■ STATED TASK ■
Among the lines below, count those with "content". Give only the number.

■ EXTRACTED ENTRIES ■
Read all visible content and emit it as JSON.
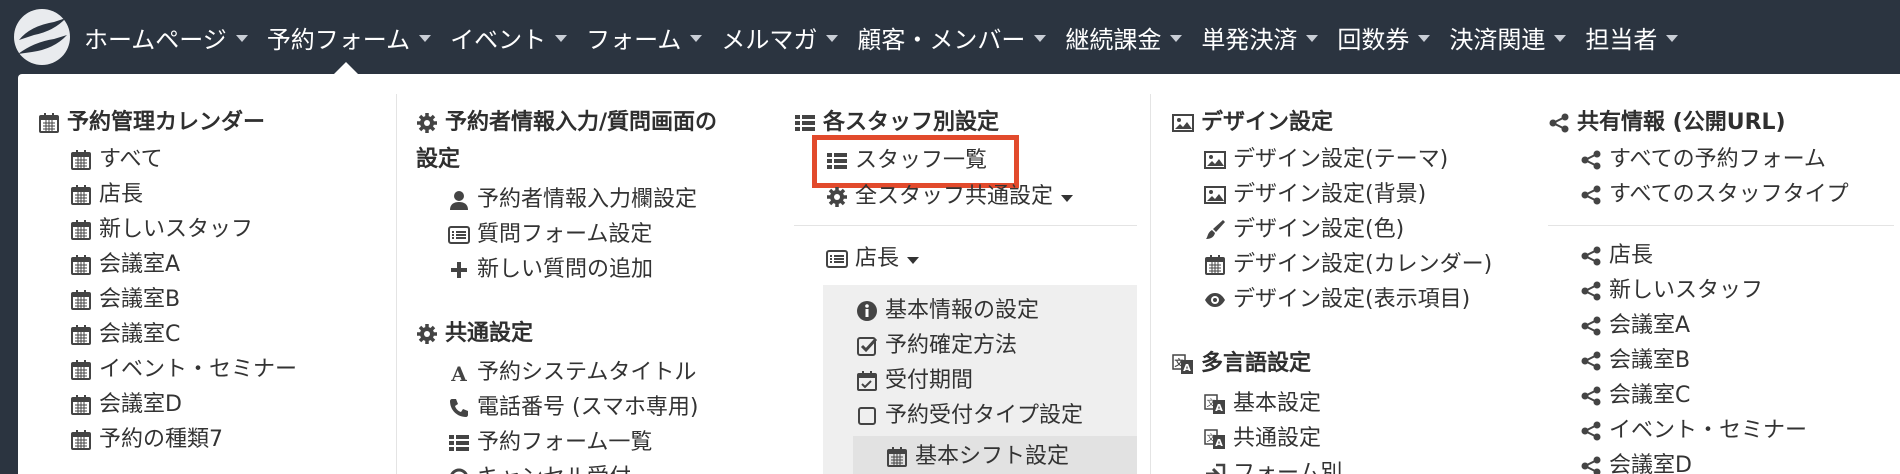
{
  "nav": {
    "items": [
      "ホームページ",
      "予約フォーム",
      "イベント",
      "フォーム",
      "メルマガ",
      "顧客・メンバー",
      "継続課金",
      "単発決済",
      "回数券",
      "決済関連",
      "担当者"
    ]
  },
  "col1": {
    "title": "予約管理カレンダー",
    "items": [
      "すべて",
      "店長",
      "新しいスタッフ",
      "会議室A",
      "会議室B",
      "会議室C",
      "イベント・セミナー",
      "会議室D",
      "予約の種類7"
    ]
  },
  "col2": {
    "title_line1": "予約者情報入力/質問画面の",
    "title_line2": "設定",
    "items": [
      "予約者情報入力欄設定",
      "質問フォーム設定",
      "新しい質問の追加"
    ],
    "common_title": "共通設定",
    "common_items": [
      "予約システムタイトル",
      "電話番号 (スマホ専用)",
      "予約フォーム一覧",
      "キャンセル受付"
    ]
  },
  "col3": {
    "title": "各スタッフ別設定",
    "staff_list": "スタッフ一覧",
    "all_staff": "全スタッフ共通設定",
    "manager": "店長",
    "sub_items": [
      "基本情報の設定",
      "予約確定方法",
      "受付期間",
      "予約受付タイプ設定"
    ],
    "shift": "基本シフト設定"
  },
  "col4": {
    "title": "デザイン設定",
    "items": [
      "デザイン設定(テーマ)",
      "デザイン設定(背景)",
      "デザイン設定(色)",
      "デザイン設定(カレンダー)",
      "デザイン設定(表示項目)"
    ],
    "lang_title": "多言語設定",
    "lang_items": [
      "基本設定",
      "共通設定",
      "フォーム別"
    ]
  },
  "col5": {
    "title": "共有情報 (公開URL)",
    "items_top": [
      "すべての予約フォーム",
      "すべてのスタッフタイプ"
    ],
    "items": [
      "店長",
      "新しいスタッフ",
      "会議室A",
      "会議室B",
      "会議室C",
      "イベント・セミナー",
      "会議室D"
    ]
  },
  "colors": {
    "navbar": "#2b3440",
    "highlight": "#e24a2c",
    "panel": "#ffffff"
  }
}
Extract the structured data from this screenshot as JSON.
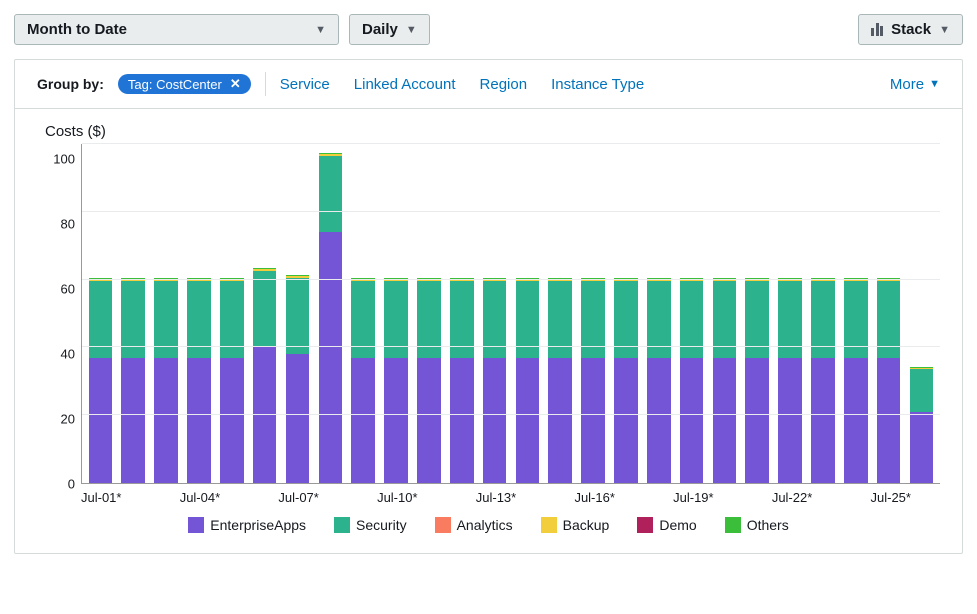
{
  "toolbar": {
    "period_label": "Month to Date",
    "granularity_label": "Daily",
    "chart_mode_label": "Stack"
  },
  "groupby": {
    "label": "Group by:",
    "active_tag": "Tag: CostCenter",
    "options": [
      "Service",
      "Linked Account",
      "Region",
      "Instance Type"
    ],
    "more_label": "More"
  },
  "chart_data": {
    "type": "bar",
    "title": "Costs ($)",
    "ylabel": "Costs ($)",
    "ylim": [
      0,
      100
    ],
    "y_ticks": [
      100,
      80,
      60,
      40,
      20,
      0
    ],
    "categories": [
      "Jul-01*",
      "Jul-02*",
      "Jul-03*",
      "Jul-04*",
      "Jul-05*",
      "Jul-06*",
      "Jul-07*",
      "Jul-08*",
      "Jul-09*",
      "Jul-10*",
      "Jul-11*",
      "Jul-12*",
      "Jul-13*",
      "Jul-14*",
      "Jul-15*",
      "Jul-16*",
      "Jul-17*",
      "Jul-18*",
      "Jul-19*",
      "Jul-20*",
      "Jul-21*",
      "Jul-22*",
      "Jul-23*",
      "Jul-24*",
      "Jul-25*",
      "Jul-26*"
    ],
    "x_tick_labels": [
      "Jul-01*",
      "Jul-04*",
      "Jul-07*",
      "Jul-10*",
      "Jul-13*",
      "Jul-16*",
      "Jul-19*",
      "Jul-22*",
      "Jul-25*"
    ],
    "x_tick_indices": [
      0,
      3,
      6,
      9,
      12,
      15,
      18,
      21,
      24
    ],
    "series": [
      {
        "name": "EnterpriseApps",
        "color": "#7455d6",
        "values": [
          37,
          37,
          37,
          37,
          37,
          40,
          38,
          74,
          37,
          37,
          37,
          37,
          37,
          37,
          37,
          37,
          37,
          37,
          37,
          37,
          37,
          37,
          37,
          37,
          37,
          21
        ]
      },
      {
        "name": "Security",
        "color": "#2db28e",
        "values": [
          22.5,
          22.5,
          22.5,
          22.5,
          22.5,
          22.5,
          22.5,
          22.5,
          22.5,
          22.5,
          22.5,
          22.5,
          22.5,
          22.5,
          22.5,
          22.5,
          22.5,
          22.5,
          22.5,
          22.5,
          22.5,
          22.5,
          22.5,
          22.5,
          22.5,
          12.5
        ]
      },
      {
        "name": "Analytics",
        "color": "#f97b60",
        "values": [
          0,
          0,
          0,
          0,
          0,
          0,
          0,
          0,
          0,
          0,
          0,
          0,
          0,
          0,
          0,
          0,
          0,
          0,
          0,
          0,
          0,
          0,
          0,
          0,
          0,
          0
        ]
      },
      {
        "name": "Backup",
        "color": "#f2cd3c",
        "values": [
          0.5,
          0.5,
          0.5,
          0.5,
          0.5,
          0.5,
          0.5,
          0.5,
          0.5,
          0.5,
          0.5,
          0.5,
          0.5,
          0.5,
          0.5,
          0.5,
          0.5,
          0.5,
          0.5,
          0.5,
          0.5,
          0.5,
          0.5,
          0.5,
          0.5,
          0.5
        ]
      },
      {
        "name": "Demo",
        "color": "#b0215c",
        "values": [
          0,
          0,
          0,
          0,
          0,
          0,
          0,
          0,
          0,
          0,
          0,
          0,
          0,
          0,
          0,
          0,
          0,
          0,
          0,
          0,
          0,
          0,
          0,
          0,
          0,
          0
        ]
      },
      {
        "name": "Others",
        "color": "#3bbf3b",
        "values": [
          0.5,
          0.5,
          0.5,
          0.5,
          0.5,
          0.5,
          0.5,
          0.5,
          0.5,
          0.5,
          0.5,
          0.5,
          0.5,
          0.5,
          0.5,
          0.5,
          0.5,
          0.5,
          0.5,
          0.5,
          0.5,
          0.5,
          0.5,
          0.5,
          0.5,
          0.3
        ]
      }
    ]
  }
}
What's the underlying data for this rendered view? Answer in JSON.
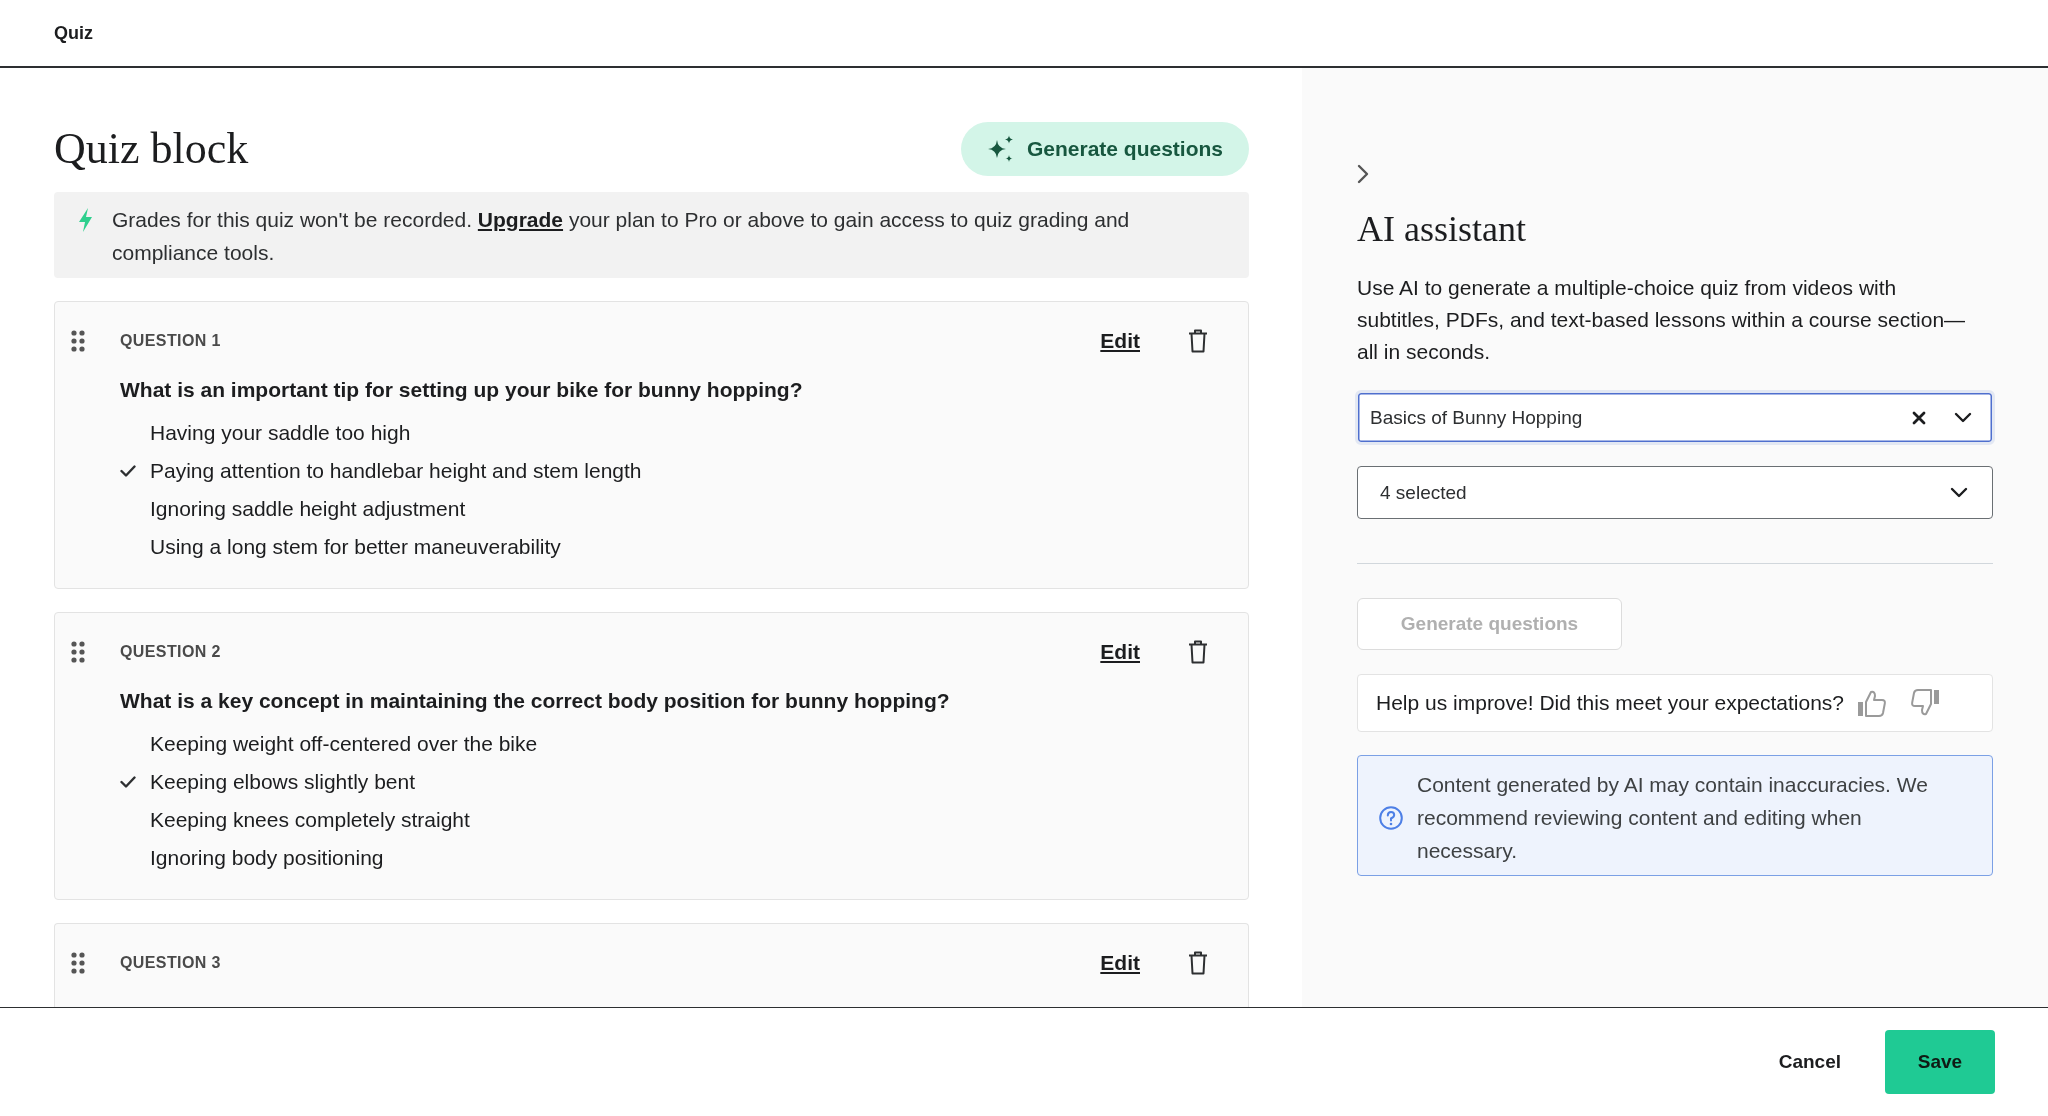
{
  "top_bar": {
    "title": "Quiz"
  },
  "quiz_block": {
    "title": "Quiz block",
    "generate_button": "Generate questions",
    "notice": {
      "before": "Grades for this quiz won't be recorded.",
      "link": "Upgrade",
      "after": "your plan to Pro or above to gain access to quiz grading and compliance tools."
    }
  },
  "questions": [
    {
      "label": "QUESTION 1",
      "edit": "Edit",
      "prompt": "What is an important tip for setting up your bike for bunny hopping?",
      "answers": [
        {
          "text": "Having your saddle too high",
          "correct": false
        },
        {
          "text": "Paying attention to handlebar height and stem length",
          "correct": true
        },
        {
          "text": "Ignoring saddle height adjustment",
          "correct": false
        },
        {
          "text": "Using a long stem for better maneuverability",
          "correct": false
        }
      ]
    },
    {
      "label": "QUESTION 2",
      "edit": "Edit",
      "prompt": "What is a key concept in maintaining the correct body position for bunny hopping?",
      "answers": [
        {
          "text": "Keeping weight off-centered over the bike",
          "correct": false
        },
        {
          "text": "Keeping elbows slightly bent",
          "correct": true
        },
        {
          "text": "Keeping knees completely straight",
          "correct": false
        },
        {
          "text": "Ignoring body positioning",
          "correct": false
        }
      ]
    },
    {
      "label": "QUESTION 3",
      "edit": "Edit"
    }
  ],
  "ai_panel": {
    "title": "AI assistant",
    "description": "Use AI to generate a multiple-choice quiz from videos with subtitles, PDFs, and text-based lessons within a course section—all in seconds.",
    "section_select": {
      "value": "Basics of Bunny Hopping",
      "focused": true,
      "clear_button": true
    },
    "lesson_select": {
      "value": "4 selected",
      "focused": false,
      "clear_button": false
    },
    "generate_button": {
      "label": "Generate questions",
      "disabled": true
    },
    "feedback": {
      "text": "Help us improve! Did this meet your expectations?"
    },
    "disclaimer": "Content generated by AI may contain inaccuracies. We recommend reviewing content and editing when necessary."
  },
  "footer": {
    "cancel_button": "Cancel",
    "save_button": "Save"
  }
}
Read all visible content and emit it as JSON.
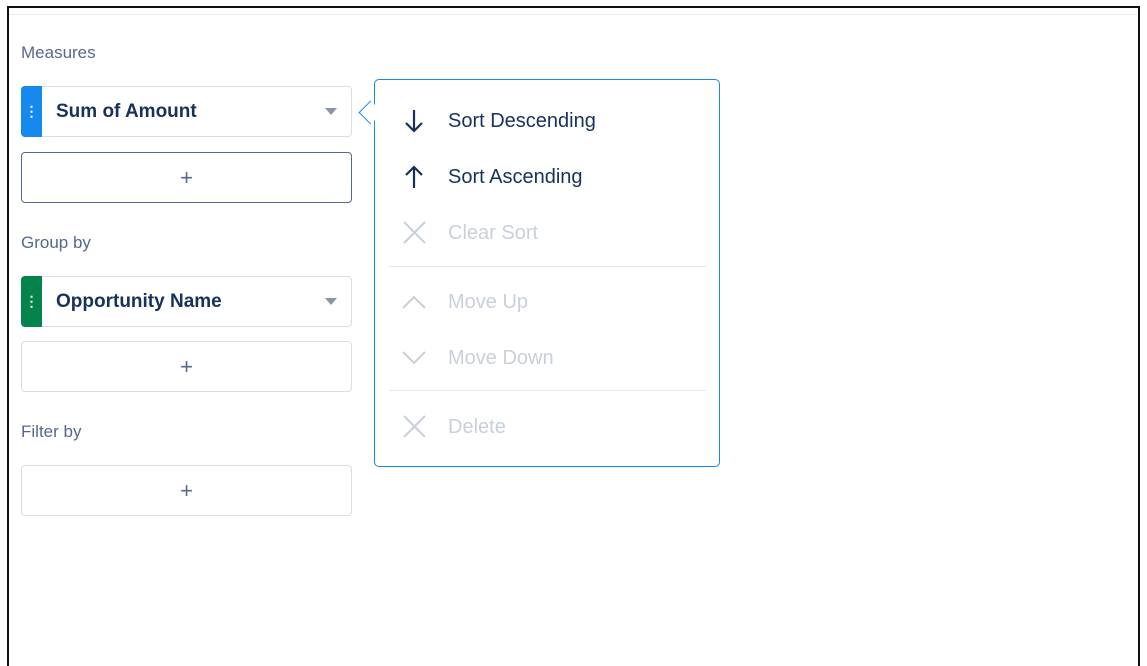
{
  "sections": {
    "measures": {
      "label": "Measures",
      "field": "Sum of Amount",
      "add": "+"
    },
    "group_by": {
      "label": "Group by",
      "field": "Opportunity Name",
      "add": "+"
    },
    "filter_by": {
      "label": "Filter by",
      "add": "+"
    }
  },
  "grip_glyph": "⋮",
  "menu": {
    "items": [
      {
        "label": "Sort Descending",
        "icon": "arrow-down-icon",
        "enabled": true
      },
      {
        "label": "Sort Ascending",
        "icon": "arrow-up-icon",
        "enabled": true
      },
      {
        "label": "Clear Sort",
        "icon": "close-icon",
        "enabled": false
      },
      {
        "label": "Move Up",
        "icon": "chevron-up-icon",
        "enabled": false
      },
      {
        "label": "Move Down",
        "icon": "chevron-down-icon",
        "enabled": false
      },
      {
        "label": "Delete",
        "icon": "close-icon",
        "enabled": false
      }
    ]
  },
  "colors": {
    "measure_accent": "#1589ee",
    "group_accent": "#04844b",
    "popover_border": "#1589ee",
    "text_primary": "#16325c",
    "text_label": "#54698d",
    "text_disabled": "#c9d0da"
  }
}
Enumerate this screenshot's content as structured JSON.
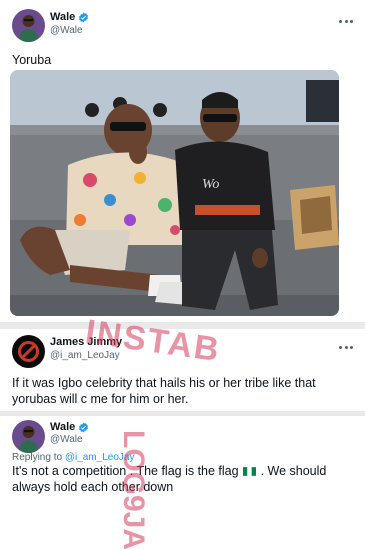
{
  "tweet1": {
    "name": "Wale",
    "handle": "@Wale",
    "text": "Yoruba"
  },
  "tweet2": {
    "name": "James Jimmy",
    "handle": "@i_am_LeoJay",
    "text": "If it was Igbo celebrity that hails his or her tribe like that yorubas will c me for him or her."
  },
  "tweet3": {
    "name": "Wale",
    "handle": "@Wale",
    "replying_prefix": "Replying to",
    "replying_handle": "@i_am_LeoJay",
    "text_part1": "It's not a competition . The flag is the flag",
    "text_part2": ". We should always hold each other down"
  },
  "watermark": {
    "top": "INSTAB",
    "side": "LOG9JA"
  },
  "colors": {
    "verified": "#1d9bf0",
    "link": "#1d9bf0",
    "watermark": "#d63c5f",
    "flag_green": "#008751"
  },
  "icons": [
    "verified-badge-icon",
    "more-options-icon",
    "nigeria-flag-icon"
  ]
}
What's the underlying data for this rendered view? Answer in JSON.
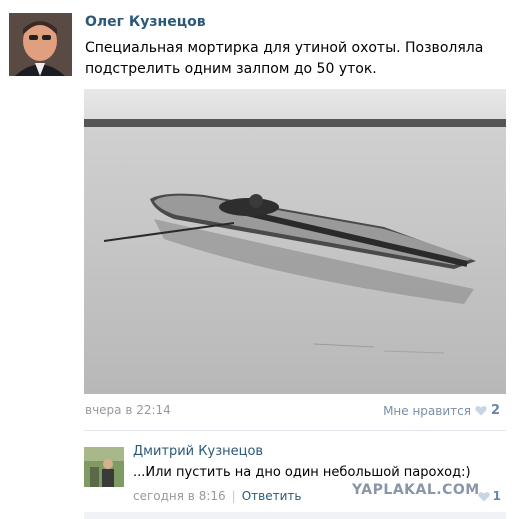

■ CORRECT OUTPUT ■
4